## PROBLEM DESCRIPTION
Pull every "safety" line out of the data below.
☆ ☆ ☆ ☆ ☆ ☆ ☆
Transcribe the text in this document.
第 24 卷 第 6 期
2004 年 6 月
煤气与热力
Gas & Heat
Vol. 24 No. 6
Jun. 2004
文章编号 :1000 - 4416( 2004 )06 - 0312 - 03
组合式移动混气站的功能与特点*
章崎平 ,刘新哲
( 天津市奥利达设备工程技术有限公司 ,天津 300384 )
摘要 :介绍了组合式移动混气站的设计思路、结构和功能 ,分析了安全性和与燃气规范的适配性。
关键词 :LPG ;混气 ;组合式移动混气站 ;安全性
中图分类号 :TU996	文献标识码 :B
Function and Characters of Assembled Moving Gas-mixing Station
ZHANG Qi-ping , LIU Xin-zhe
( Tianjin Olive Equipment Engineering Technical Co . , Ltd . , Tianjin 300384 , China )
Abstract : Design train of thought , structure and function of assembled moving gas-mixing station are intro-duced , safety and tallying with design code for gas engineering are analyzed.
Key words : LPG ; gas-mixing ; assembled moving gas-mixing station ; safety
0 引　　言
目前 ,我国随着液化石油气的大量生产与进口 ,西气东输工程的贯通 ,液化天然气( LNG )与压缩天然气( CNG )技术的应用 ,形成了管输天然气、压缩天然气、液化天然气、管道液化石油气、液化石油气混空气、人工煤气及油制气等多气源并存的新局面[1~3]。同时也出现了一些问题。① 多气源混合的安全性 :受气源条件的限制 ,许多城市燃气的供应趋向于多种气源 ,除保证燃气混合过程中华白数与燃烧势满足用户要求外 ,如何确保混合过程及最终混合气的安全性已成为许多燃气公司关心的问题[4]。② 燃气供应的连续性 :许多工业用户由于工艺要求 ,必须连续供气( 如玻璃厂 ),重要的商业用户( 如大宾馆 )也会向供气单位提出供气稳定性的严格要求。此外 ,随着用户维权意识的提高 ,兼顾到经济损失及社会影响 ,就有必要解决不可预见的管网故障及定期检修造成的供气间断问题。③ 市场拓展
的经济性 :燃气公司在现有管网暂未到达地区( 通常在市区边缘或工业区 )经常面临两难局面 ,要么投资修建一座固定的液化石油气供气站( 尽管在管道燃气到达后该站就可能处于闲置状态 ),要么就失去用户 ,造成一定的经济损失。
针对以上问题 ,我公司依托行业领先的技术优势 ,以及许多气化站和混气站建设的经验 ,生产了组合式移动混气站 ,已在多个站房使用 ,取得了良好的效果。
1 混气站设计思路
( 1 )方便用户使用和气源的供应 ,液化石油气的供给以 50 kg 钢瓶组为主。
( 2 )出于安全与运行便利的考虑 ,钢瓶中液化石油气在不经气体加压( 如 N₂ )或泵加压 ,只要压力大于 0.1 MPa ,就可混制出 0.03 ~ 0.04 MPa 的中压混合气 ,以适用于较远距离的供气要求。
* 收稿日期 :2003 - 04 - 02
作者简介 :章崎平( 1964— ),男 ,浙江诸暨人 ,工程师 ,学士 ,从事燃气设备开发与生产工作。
☆ ☆ ☆ ☆ ☆ ☆ ☆
## WRITTEN RESPONSE
Abstract : Design train of thought , structure and function of assembled moving gas-mixing station are intro-duced , safety and tallying with design code for gas engineering are analyzed.
Key words : LPG ; gas-mixing ; assembled moving gas-mixing station ; safety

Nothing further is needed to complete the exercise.